● **RECORDS FOR PROCESSING**

★ ★ ★ ★

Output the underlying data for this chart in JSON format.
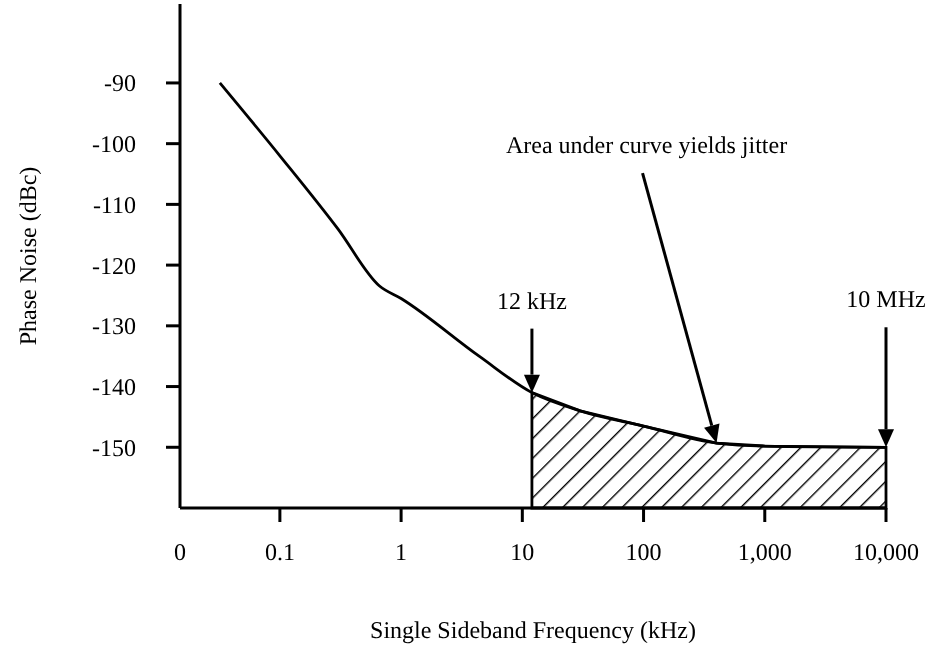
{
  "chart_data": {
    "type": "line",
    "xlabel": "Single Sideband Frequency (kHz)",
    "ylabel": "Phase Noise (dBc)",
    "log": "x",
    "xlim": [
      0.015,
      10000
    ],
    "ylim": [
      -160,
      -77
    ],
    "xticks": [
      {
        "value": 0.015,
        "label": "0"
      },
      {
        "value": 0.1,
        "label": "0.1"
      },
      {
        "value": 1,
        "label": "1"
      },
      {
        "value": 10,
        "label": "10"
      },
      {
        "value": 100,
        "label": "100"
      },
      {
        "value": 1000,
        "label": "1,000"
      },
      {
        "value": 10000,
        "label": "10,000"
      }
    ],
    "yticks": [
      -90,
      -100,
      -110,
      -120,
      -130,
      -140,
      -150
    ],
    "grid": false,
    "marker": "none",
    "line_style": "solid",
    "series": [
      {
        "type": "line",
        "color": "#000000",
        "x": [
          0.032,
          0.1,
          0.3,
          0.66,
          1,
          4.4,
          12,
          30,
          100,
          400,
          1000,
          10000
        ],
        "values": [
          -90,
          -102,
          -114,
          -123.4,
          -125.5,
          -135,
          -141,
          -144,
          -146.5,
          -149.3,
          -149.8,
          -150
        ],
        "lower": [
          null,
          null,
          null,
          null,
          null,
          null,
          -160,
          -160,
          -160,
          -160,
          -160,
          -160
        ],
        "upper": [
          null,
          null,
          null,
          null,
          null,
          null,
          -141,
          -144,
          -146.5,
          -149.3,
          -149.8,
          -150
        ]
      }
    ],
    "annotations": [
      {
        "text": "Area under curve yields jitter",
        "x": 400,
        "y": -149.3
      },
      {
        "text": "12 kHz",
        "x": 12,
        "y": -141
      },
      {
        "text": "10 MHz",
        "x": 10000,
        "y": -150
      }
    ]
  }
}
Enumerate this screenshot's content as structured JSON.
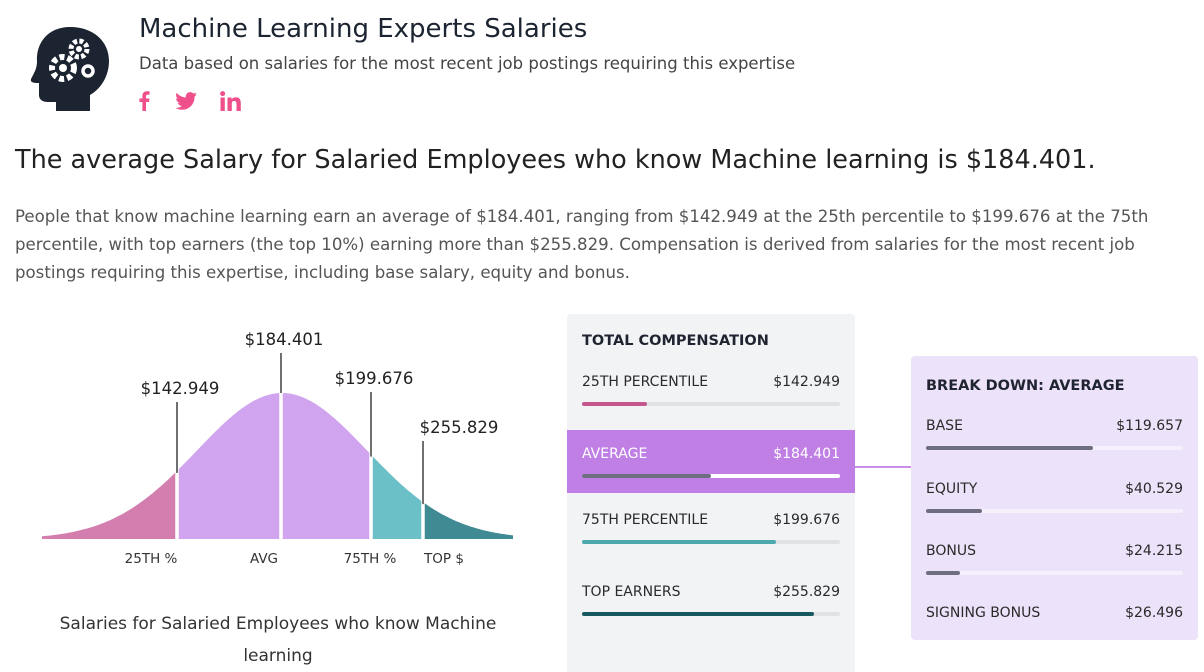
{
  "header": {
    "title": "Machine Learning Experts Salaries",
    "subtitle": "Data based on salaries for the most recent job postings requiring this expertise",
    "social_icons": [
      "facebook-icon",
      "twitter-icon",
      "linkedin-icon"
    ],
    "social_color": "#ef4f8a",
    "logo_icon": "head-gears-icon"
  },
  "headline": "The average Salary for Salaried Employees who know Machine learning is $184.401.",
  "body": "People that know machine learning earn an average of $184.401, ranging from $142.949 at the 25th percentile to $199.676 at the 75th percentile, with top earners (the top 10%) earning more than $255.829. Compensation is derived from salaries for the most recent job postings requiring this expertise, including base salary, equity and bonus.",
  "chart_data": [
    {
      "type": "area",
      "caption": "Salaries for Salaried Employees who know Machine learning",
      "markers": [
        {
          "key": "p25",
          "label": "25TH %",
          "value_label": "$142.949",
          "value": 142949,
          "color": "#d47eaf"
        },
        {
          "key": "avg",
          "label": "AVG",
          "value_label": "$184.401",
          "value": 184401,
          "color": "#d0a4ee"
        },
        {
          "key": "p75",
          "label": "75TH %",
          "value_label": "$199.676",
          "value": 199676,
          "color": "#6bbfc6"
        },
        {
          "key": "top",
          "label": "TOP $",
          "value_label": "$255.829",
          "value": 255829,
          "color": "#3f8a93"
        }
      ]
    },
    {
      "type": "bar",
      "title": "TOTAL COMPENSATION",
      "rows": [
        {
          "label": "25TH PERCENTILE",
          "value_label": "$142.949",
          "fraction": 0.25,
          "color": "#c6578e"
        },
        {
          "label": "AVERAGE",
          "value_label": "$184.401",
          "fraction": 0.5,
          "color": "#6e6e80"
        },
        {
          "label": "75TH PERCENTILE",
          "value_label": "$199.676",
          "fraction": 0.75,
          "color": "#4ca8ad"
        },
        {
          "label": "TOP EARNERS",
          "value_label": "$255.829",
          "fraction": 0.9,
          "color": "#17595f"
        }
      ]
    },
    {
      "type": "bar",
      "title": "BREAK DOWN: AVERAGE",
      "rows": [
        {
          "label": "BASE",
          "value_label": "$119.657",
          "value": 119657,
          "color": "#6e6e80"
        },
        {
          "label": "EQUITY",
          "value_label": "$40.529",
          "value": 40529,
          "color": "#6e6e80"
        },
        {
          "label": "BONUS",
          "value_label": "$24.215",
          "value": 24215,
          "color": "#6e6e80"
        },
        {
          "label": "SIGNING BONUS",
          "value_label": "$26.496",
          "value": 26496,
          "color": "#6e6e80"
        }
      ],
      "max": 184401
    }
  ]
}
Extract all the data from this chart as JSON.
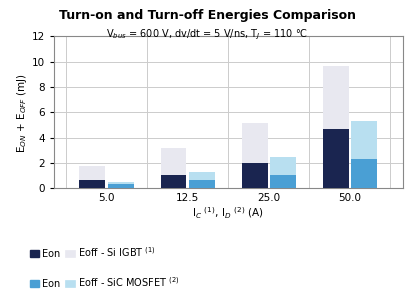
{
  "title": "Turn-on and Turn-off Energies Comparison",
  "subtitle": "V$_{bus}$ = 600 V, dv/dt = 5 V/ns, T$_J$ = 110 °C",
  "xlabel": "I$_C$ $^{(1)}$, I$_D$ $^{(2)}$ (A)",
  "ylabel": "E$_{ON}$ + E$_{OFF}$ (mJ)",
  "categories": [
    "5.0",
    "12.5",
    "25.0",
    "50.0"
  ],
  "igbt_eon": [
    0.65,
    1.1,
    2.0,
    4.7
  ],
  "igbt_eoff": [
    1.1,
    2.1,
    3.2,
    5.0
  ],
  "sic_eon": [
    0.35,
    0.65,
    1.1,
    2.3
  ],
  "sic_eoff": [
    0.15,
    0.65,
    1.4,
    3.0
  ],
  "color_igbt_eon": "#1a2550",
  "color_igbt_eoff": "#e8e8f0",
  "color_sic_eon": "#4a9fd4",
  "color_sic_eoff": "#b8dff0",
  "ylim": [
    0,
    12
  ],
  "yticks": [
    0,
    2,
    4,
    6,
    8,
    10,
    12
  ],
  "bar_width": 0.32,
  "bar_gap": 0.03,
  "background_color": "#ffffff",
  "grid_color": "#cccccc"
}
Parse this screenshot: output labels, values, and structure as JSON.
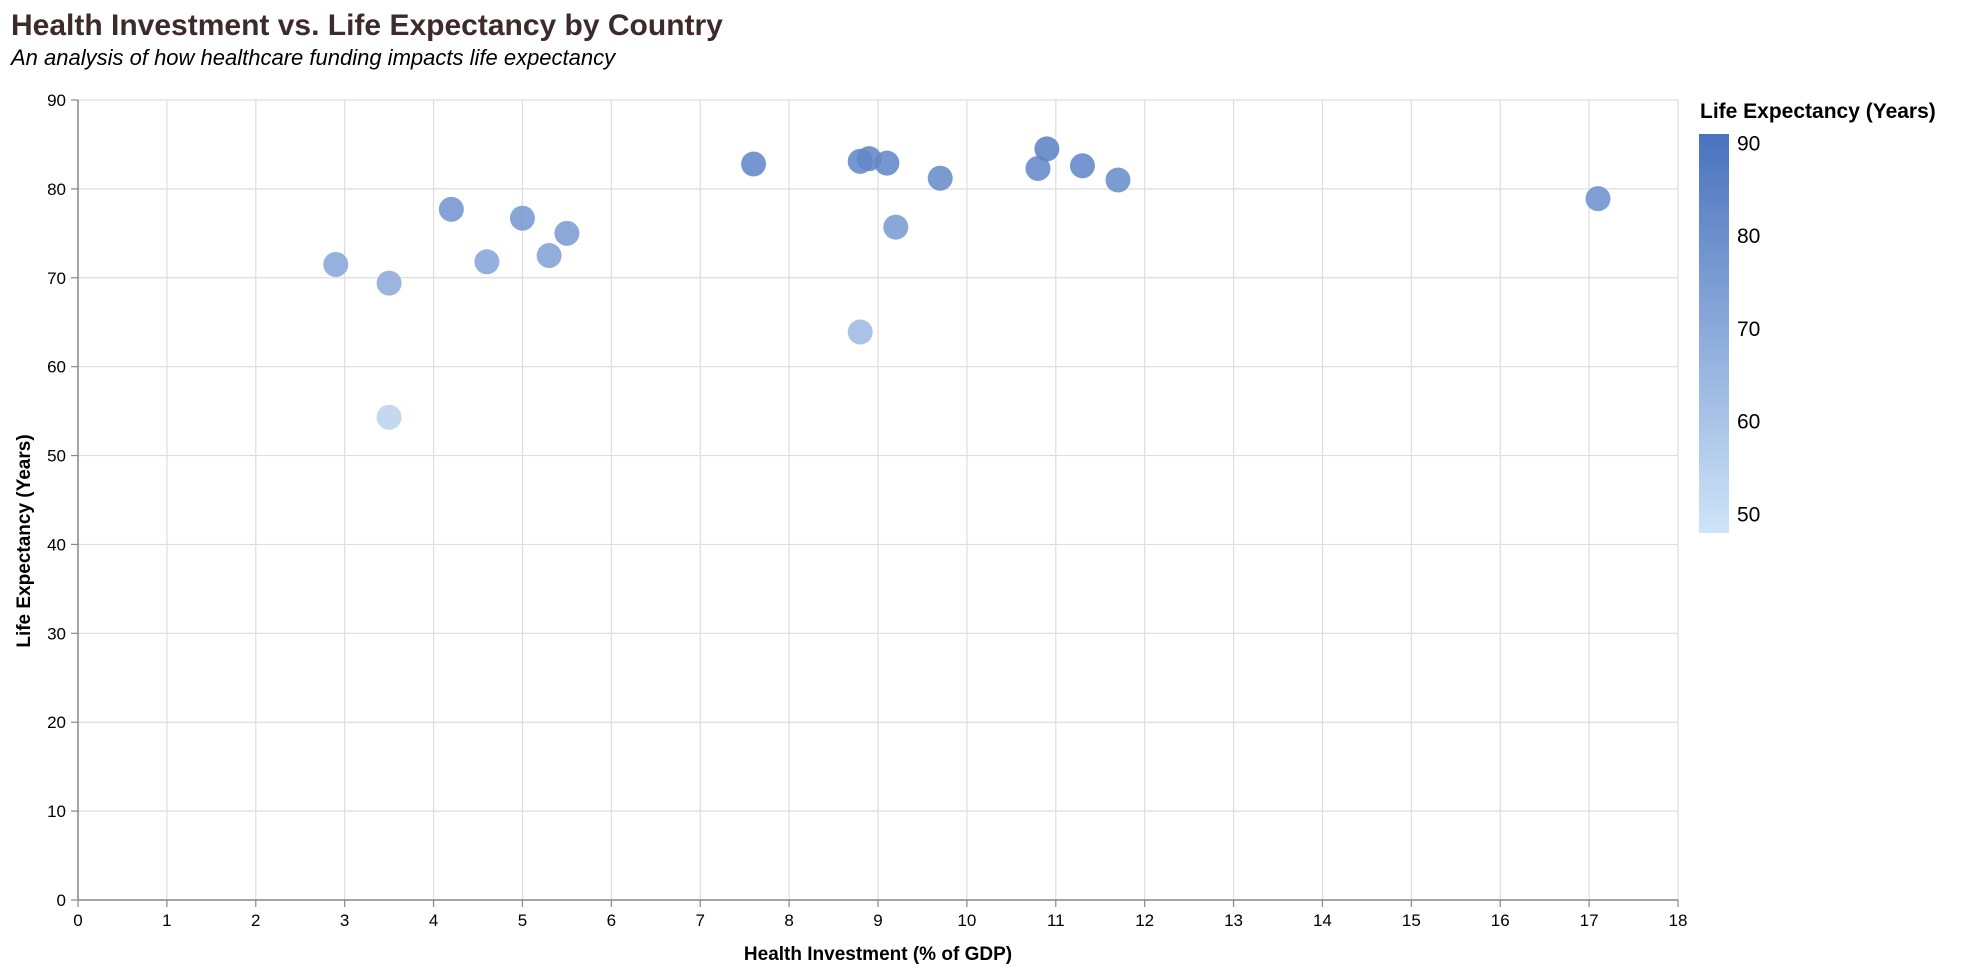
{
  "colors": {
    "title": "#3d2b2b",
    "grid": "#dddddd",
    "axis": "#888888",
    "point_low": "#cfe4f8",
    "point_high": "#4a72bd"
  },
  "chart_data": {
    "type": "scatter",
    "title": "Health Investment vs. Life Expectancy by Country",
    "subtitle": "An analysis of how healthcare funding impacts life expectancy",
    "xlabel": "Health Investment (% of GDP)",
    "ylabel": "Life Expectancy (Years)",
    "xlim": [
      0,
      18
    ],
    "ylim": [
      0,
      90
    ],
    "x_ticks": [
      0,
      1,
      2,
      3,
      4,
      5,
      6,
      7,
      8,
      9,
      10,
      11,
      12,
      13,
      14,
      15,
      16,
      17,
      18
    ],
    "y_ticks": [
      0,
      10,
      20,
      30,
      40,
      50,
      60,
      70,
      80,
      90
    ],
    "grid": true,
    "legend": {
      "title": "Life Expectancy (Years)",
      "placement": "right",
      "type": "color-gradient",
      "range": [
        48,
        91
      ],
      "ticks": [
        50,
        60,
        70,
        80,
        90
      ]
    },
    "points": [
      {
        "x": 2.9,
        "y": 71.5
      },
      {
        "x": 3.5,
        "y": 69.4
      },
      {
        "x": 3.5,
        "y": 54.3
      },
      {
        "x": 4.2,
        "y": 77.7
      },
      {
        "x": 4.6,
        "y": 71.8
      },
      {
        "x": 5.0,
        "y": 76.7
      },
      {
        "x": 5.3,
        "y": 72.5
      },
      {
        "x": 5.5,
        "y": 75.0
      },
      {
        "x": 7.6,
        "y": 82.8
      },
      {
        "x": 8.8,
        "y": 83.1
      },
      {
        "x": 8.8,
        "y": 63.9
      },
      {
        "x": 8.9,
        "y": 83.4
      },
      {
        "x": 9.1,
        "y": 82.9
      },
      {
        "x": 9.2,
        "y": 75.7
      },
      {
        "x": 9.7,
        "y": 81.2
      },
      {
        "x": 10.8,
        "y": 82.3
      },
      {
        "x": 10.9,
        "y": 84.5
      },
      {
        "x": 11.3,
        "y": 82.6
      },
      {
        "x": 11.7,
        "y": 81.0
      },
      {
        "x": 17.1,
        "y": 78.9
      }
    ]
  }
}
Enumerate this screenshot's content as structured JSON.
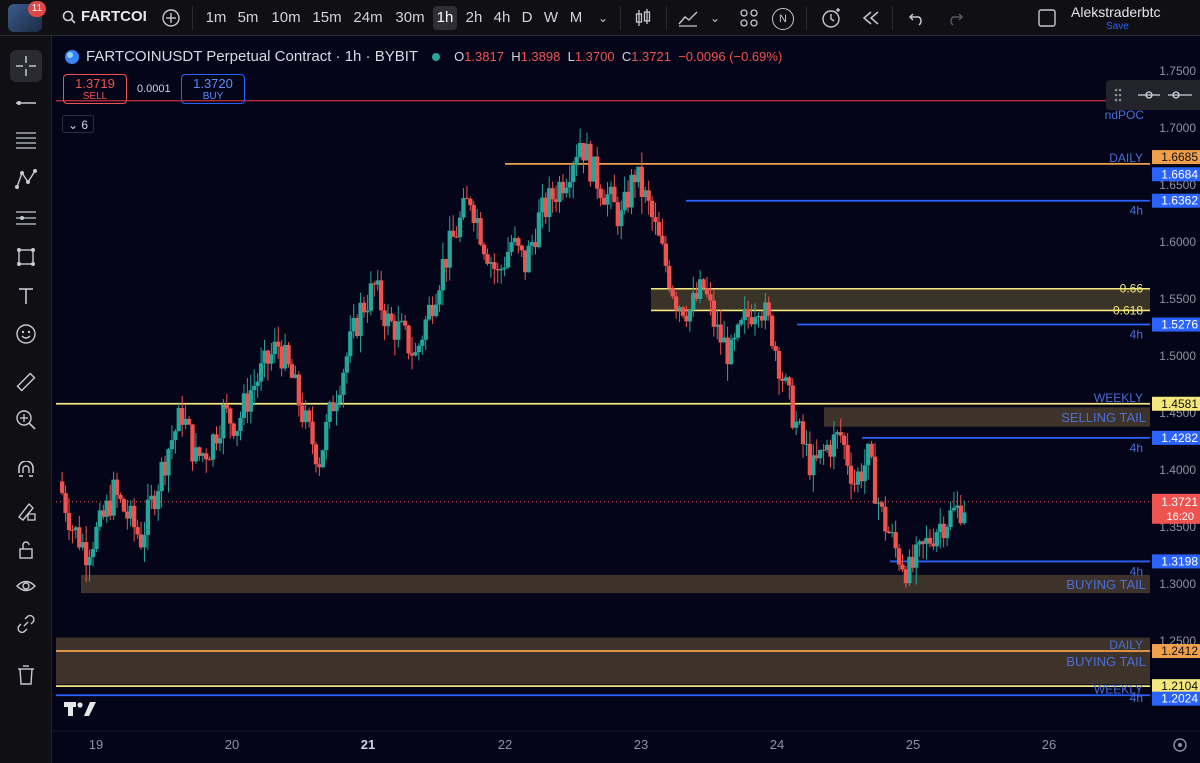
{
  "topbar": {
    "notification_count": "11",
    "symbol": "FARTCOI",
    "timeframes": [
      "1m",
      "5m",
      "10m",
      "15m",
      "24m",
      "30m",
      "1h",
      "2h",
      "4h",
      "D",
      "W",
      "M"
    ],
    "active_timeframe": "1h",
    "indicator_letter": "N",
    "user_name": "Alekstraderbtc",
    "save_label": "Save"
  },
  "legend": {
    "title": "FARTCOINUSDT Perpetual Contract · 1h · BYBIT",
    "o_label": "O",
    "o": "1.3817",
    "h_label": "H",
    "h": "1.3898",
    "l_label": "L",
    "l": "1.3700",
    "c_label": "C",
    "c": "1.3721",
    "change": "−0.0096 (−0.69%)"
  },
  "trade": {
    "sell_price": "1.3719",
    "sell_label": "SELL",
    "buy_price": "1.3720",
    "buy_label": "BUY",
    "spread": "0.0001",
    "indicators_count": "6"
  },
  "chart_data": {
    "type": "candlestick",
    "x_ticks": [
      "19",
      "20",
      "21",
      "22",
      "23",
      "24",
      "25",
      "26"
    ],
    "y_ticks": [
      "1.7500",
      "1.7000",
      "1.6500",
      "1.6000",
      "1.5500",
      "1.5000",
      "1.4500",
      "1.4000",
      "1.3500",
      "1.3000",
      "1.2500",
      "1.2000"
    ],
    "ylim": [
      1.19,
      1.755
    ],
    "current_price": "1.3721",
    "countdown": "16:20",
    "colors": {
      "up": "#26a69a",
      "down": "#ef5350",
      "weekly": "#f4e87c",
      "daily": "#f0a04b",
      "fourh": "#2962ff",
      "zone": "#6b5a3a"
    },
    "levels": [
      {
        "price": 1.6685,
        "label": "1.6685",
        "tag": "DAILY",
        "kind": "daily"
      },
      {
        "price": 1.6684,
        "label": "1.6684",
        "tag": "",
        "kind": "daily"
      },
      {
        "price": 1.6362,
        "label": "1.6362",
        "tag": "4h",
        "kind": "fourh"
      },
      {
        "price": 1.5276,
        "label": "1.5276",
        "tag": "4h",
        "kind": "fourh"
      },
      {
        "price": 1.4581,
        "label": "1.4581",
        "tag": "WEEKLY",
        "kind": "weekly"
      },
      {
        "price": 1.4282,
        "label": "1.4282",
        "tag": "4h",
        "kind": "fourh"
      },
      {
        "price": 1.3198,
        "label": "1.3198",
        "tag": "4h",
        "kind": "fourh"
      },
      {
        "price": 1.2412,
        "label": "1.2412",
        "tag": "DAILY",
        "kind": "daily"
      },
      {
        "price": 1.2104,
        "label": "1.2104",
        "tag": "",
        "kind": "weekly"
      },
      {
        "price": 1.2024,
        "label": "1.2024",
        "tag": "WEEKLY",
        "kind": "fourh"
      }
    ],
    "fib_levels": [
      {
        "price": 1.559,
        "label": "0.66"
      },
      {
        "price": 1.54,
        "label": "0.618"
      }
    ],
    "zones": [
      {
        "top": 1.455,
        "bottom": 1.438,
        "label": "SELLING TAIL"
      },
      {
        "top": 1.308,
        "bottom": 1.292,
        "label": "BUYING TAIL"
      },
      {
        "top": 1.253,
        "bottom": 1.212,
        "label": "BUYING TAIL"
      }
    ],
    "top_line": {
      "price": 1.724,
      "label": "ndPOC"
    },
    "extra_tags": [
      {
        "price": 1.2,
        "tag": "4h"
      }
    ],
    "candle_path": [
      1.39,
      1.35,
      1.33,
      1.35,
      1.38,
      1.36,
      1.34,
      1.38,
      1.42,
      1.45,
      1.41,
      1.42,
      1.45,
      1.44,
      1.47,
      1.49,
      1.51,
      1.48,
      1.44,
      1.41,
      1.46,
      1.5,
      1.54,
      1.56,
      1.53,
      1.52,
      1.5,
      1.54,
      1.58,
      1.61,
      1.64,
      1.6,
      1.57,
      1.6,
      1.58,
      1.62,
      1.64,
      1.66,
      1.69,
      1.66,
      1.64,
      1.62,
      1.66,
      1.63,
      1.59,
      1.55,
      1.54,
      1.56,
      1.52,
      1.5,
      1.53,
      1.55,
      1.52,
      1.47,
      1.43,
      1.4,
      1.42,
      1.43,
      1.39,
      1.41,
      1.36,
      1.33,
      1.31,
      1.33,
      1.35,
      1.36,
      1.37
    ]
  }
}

★ ★ ★ ★

Determine how many lines in the listing above hold the word "Employees", answering with the number only.

2